[Dataset items]
## START

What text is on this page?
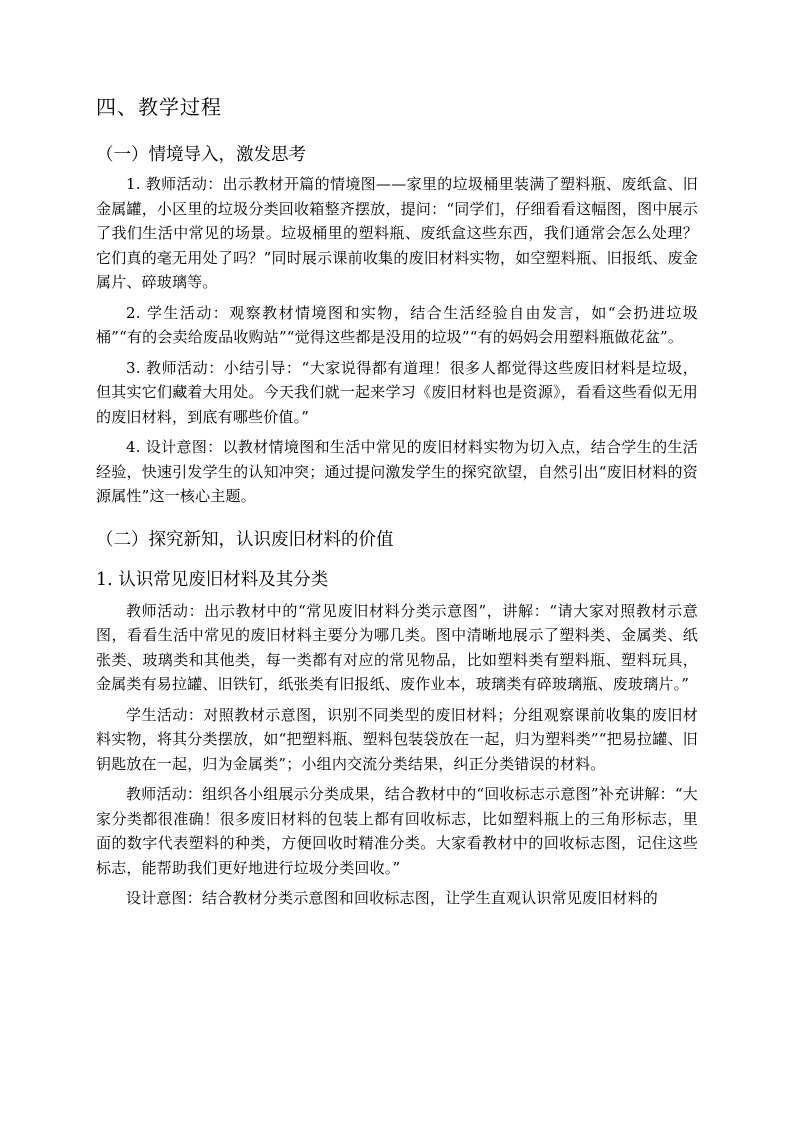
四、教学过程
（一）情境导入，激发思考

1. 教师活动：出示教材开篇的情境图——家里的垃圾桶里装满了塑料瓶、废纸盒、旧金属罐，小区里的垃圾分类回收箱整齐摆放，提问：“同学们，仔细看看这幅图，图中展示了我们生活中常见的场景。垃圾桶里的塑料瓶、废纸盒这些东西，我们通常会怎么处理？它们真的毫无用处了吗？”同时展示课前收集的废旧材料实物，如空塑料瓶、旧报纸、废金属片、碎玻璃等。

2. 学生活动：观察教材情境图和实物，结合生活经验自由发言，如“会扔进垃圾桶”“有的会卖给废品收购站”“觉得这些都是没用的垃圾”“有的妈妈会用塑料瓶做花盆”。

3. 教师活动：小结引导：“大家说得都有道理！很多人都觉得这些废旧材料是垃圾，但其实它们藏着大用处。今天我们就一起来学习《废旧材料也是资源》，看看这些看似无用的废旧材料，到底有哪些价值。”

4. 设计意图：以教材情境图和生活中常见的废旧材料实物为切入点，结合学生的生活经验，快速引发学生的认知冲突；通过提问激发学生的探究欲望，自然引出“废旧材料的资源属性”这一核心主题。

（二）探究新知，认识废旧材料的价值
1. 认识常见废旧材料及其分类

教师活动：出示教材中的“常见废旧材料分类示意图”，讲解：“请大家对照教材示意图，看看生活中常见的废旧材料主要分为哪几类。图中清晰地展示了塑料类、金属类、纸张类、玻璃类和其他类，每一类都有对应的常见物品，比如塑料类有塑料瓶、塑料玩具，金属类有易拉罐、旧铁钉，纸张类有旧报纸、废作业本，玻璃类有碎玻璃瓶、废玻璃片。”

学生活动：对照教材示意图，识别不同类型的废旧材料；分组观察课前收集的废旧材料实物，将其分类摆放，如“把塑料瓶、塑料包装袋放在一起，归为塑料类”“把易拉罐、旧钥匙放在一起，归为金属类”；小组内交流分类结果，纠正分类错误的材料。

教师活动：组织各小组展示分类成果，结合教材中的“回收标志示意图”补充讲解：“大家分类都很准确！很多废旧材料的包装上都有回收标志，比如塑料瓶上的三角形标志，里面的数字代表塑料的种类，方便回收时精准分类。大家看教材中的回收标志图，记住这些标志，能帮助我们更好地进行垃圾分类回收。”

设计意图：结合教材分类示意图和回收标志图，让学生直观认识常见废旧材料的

## END

[Exercise prompt] Will you set down the records word for word while leaving out every picture?

[Finished exercise]
What text is on this page?
四、教学过程
（一）情境导入，激发思考

1. 教师活动：出示教材开篇的情境图——家里的垃圾桶里装满了塑料瓶、废纸盒、旧金属罐，小区里的垃圾分类回收箱整齐摆放，提问：“同学们，仔细看看这幅图，图中展示了我们生活中常见的场景。垃圾桶里的塑料瓶、废纸盒这些东西，我们通常会怎么处理？它们真的毫无用处了吗？”同时展示课前收集的废旧材料实物，如空塑料瓶、旧报纸、废金属片、碎玻璃等。

2. 学生活动：观察教材情境图和实物，结合生活经验自由发言，如“会扔进垃圾桶”“有的会卖给废品收购站”“觉得这些都是没用的垃圾”“有的妈妈会用塑料瓶做花盆”。

3. 教师活动：小结引导：“大家说得都有道理！很多人都觉得这些废旧材料是垃圾，但其实它们藏着大用处。今天我们就一起来学习《废旧材料也是资源》，看看这些看似无用的废旧材料，到底有哪些价值。”

4. 设计意图：以教材情境图和生活中常见的废旧材料实物为切入点，结合学生的生活经验，快速引发学生的认知冲突；通过提问激发学生的探究欲望，自然引出“废旧材料的资源属性”这一核心主题。

（二）探究新知，认识废旧材料的价值
1. 认识常见废旧材料及其分类

教师活动：出示教材中的“常见废旧材料分类示意图”，讲解：“请大家对照教材示意图，看看生活中常见的废旧材料主要分为哪几类。图中清晰地展示了塑料类、金属类、纸张类、玻璃类和其他类，每一类都有对应的常见物品，比如塑料类有塑料瓶、塑料玩具，金属类有易拉罐、旧铁钉，纸张类有旧报纸、废作业本，玻璃类有碎玻璃瓶、废玻璃片。”

学生活动：对照教材示意图，识别不同类型的废旧材料；分组观察课前收集的废旧材料实物，将其分类摆放，如“把塑料瓶、塑料包装袋放在一起，归为塑料类”“把易拉罐、旧钥匙放在一起，归为金属类”；小组内交流分类结果，纠正分类错误的材料。

教师活动：组织各小组展示分类成果，结合教材中的“回收标志示意图”补充讲解：“大家分类都很准确！很多废旧材料的包装上都有回收标志，比如塑料瓶上的三角形标志，里面的数字代表塑料的种类，方便回收时精准分类。大家看教材中的回收标志图，记住这些标志，能帮助我们更好地进行垃圾分类回收。”

设计意图：结合教材分类示意图和回收标志图，让学生直观认识常见废旧材料的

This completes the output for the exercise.